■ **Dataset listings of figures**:
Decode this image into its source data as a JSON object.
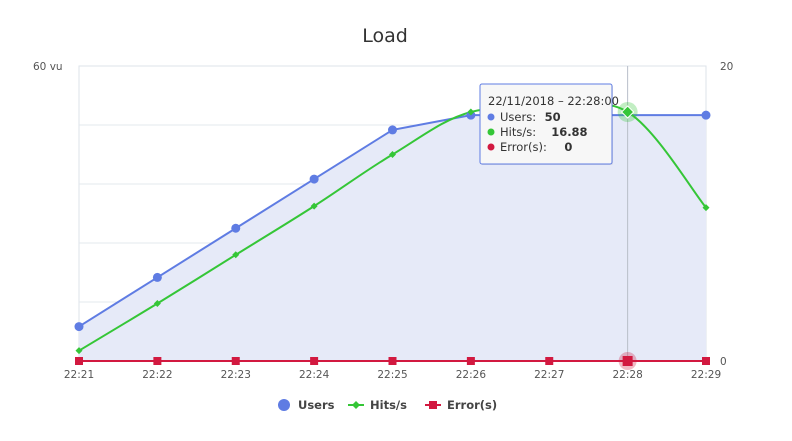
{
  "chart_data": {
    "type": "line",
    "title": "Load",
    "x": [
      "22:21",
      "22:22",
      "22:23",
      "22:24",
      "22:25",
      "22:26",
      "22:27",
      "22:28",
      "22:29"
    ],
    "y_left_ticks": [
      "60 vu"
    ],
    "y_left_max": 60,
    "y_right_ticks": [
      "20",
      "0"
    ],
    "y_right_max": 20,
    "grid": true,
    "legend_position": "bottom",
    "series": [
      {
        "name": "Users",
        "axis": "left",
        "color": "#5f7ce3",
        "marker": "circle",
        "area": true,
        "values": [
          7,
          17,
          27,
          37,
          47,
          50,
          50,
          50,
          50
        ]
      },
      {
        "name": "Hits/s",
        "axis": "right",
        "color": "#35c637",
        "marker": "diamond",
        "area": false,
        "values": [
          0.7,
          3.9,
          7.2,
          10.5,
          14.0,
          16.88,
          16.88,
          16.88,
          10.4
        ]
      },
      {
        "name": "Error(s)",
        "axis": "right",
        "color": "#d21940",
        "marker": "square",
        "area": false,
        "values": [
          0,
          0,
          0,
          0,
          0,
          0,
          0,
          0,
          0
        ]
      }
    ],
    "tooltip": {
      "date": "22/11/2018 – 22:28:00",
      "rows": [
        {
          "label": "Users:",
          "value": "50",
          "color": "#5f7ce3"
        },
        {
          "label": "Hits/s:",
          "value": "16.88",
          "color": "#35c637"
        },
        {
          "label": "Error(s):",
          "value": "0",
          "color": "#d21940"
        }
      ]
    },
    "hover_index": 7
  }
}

■ **Exercise directions**: Print the whole listing above once more, word for word, without its pictures.

■ **Full output**:
Decode this image into its source data as a JSON object.
{
  "chart_data": {
    "type": "line",
    "title": "Load",
    "x": [
      "22:21",
      "22:22",
      "22:23",
      "22:24",
      "22:25",
      "22:26",
      "22:27",
      "22:28",
      "22:29"
    ],
    "y_left_ticks": [
      "60 vu"
    ],
    "y_left_max": 60,
    "y_right_ticks": [
      "20",
      "0"
    ],
    "y_right_max": 20,
    "grid": true,
    "legend_position": "bottom",
    "series": [
      {
        "name": "Users",
        "axis": "left",
        "color": "#5f7ce3",
        "marker": "circle",
        "area": true,
        "values": [
          7,
          17,
          27,
          37,
          47,
          50,
          50,
          50,
          50
        ]
      },
      {
        "name": "Hits/s",
        "axis": "right",
        "color": "#35c637",
        "marker": "diamond",
        "area": false,
        "values": [
          0.7,
          3.9,
          7.2,
          10.5,
          14.0,
          16.88,
          16.88,
          16.88,
          10.4
        ]
      },
      {
        "name": "Error(s)",
        "axis": "right",
        "color": "#d21940",
        "marker": "square",
        "area": false,
        "values": [
          0,
          0,
          0,
          0,
          0,
          0,
          0,
          0,
          0
        ]
      }
    ],
    "tooltip": {
      "date": "22/11/2018 – 22:28:00",
      "rows": [
        {
          "label": "Users:",
          "value": "50",
          "color": "#5f7ce3"
        },
        {
          "label": "Hits/s:",
          "value": "16.88",
          "color": "#35c637"
        },
        {
          "label": "Error(s):",
          "value": "0",
          "color": "#d21940"
        }
      ]
    },
    "hover_index": 7
  }
}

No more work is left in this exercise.